━━ Listing
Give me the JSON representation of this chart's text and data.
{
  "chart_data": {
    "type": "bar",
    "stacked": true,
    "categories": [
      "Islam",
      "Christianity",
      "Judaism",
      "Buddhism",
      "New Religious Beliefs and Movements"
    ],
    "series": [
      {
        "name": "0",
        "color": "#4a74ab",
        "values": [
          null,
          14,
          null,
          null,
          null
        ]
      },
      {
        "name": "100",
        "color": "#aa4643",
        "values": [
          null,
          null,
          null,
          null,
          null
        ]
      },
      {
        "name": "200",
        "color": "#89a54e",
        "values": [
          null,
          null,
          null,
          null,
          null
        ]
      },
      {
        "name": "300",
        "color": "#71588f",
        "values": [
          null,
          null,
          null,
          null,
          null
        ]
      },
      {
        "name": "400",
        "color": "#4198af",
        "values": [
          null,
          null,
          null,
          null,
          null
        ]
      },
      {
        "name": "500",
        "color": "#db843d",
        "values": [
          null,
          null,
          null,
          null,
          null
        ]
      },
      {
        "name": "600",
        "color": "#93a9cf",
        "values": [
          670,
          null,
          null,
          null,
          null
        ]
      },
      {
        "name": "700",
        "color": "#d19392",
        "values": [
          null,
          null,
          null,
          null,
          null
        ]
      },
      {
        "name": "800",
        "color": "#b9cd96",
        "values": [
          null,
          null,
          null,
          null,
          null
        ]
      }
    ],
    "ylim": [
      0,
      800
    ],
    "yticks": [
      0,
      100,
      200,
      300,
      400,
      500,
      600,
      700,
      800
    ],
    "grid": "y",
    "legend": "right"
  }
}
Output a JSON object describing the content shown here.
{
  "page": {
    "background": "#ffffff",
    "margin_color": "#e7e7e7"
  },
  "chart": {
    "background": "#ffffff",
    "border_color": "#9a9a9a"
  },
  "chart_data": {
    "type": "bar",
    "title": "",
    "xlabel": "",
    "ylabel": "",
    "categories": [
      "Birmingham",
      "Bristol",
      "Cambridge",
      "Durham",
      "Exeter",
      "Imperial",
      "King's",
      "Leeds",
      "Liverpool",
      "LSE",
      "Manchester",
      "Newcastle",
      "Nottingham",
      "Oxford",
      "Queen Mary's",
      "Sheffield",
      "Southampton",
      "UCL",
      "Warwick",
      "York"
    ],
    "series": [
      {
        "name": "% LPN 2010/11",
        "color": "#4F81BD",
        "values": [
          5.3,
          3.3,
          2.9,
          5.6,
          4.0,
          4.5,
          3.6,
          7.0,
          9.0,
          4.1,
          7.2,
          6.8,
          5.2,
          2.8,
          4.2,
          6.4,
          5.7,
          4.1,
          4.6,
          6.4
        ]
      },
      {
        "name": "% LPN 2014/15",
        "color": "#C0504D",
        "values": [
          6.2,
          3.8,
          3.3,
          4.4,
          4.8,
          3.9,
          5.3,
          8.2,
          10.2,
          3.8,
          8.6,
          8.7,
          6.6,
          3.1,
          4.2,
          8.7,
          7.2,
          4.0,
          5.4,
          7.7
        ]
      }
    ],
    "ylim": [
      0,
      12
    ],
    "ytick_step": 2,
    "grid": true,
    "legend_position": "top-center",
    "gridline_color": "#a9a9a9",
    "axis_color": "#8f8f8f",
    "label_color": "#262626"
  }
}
━━━━
> [What you are asked to do]
Every entry should be printed again exactly as it stands.

> [Task answer]
Give me the JSON representation of this chart's text and data.
{
  "chart_data": {
    "type": "bar",
    "stacked": true,
    "categories": [
      "Islam",
      "Christianity",
      "Judaism",
      "Buddhism",
      "New Religious Beliefs and Movements"
    ],
    "series": [
      {
        "name": "0",
        "color": "#4a74ab",
        "values": [
          null,
          14,
          null,
          null,
          null
        ]
      },
      {
        "name": "100",
        "color": "#aa4643",
        "values": [
          null,
          null,
          null,
          null,
          null
        ]
      },
      {
        "name": "200",
        "color": "#89a54e",
        "values": [
          null,
          null,
          null,
          null,
          null
        ]
      },
      {
        "name": "300",
        "color": "#71588f",
        "values": [
          null,
          null,
          null,
          null,
          null
        ]
      },
      {
        "name": "400",
        "color": "#4198af",
        "values": [
          null,
          null,
          null,
          null,
          null
        ]
      },
      {
        "name": "500",
        "color": "#db843d",
        "values": [
          null,
          null,
          null,
          null,
          null
        ]
      },
      {
        "name": "600",
        "color": "#93a9cf",
        "values": [
          670,
          null,
          null,
          null,
          null
        ]
      },
      {
        "name": "700",
        "color": "#d19392",
        "values": [
          null,
          null,
          null,
          null,
          null
        ]
      },
      {
        "name": "800",
        "color": "#b9cd96",
        "values": [
          null,
          null,
          null,
          null,
          null
        ]
      }
    ],
    "ylim": [
      0,
      800
    ],
    "yticks": [
      0,
      100,
      200,
      300,
      400,
      500,
      600,
      700,
      800
    ],
    "grid": "y",
    "legend": "right"
  }
}
Output a JSON object describing the content shown here.
{
  "page": {
    "background": "#ffffff",
    "margin_color": "#e7e7e7"
  },
  "chart": {
    "background": "#ffffff",
    "border_color": "#9a9a9a"
  },
  "chart_data": {
    "type": "bar",
    "title": "",
    "xlabel": "",
    "ylabel": "",
    "categories": [
      "Birmingham",
      "Bristol",
      "Cambridge",
      "Durham",
      "Exeter",
      "Imperial",
      "King's",
      "Leeds",
      "Liverpool",
      "LSE",
      "Manchester",
      "Newcastle",
      "Nottingham",
      "Oxford",
      "Queen Mary's",
      "Sheffield",
      "Southampton",
      "UCL",
      "Warwick",
      "York"
    ],
    "series": [
      {
        "name": "% LPN 2010/11",
        "color": "#4F81BD",
        "values": [
          5.3,
          3.3,
          2.9,
          5.6,
          4.0,
          4.5,
          3.6,
          7.0,
          9.0,
          4.1,
          7.2,
          6.8,
          5.2,
          2.8,
          4.2,
          6.4,
          5.7,
          4.1,
          4.6,
          6.4
        ]
      },
      {
        "name": "% LPN 2014/15",
        "color": "#C0504D",
        "values": [
          6.2,
          3.8,
          3.3,
          4.4,
          4.8,
          3.9,
          5.3,
          8.2,
          10.2,
          3.8,
          8.6,
          8.7,
          6.6,
          3.1,
          4.2,
          8.7,
          7.2,
          4.0,
          5.4,
          7.7
        ]
      }
    ],
    "ylim": [
      0,
      12
    ],
    "ytick_step": 2,
    "grid": true,
    "legend_position": "top-center",
    "gridline_color": "#a9a9a9",
    "axis_color": "#8f8f8f",
    "label_color": "#262626"
  }
}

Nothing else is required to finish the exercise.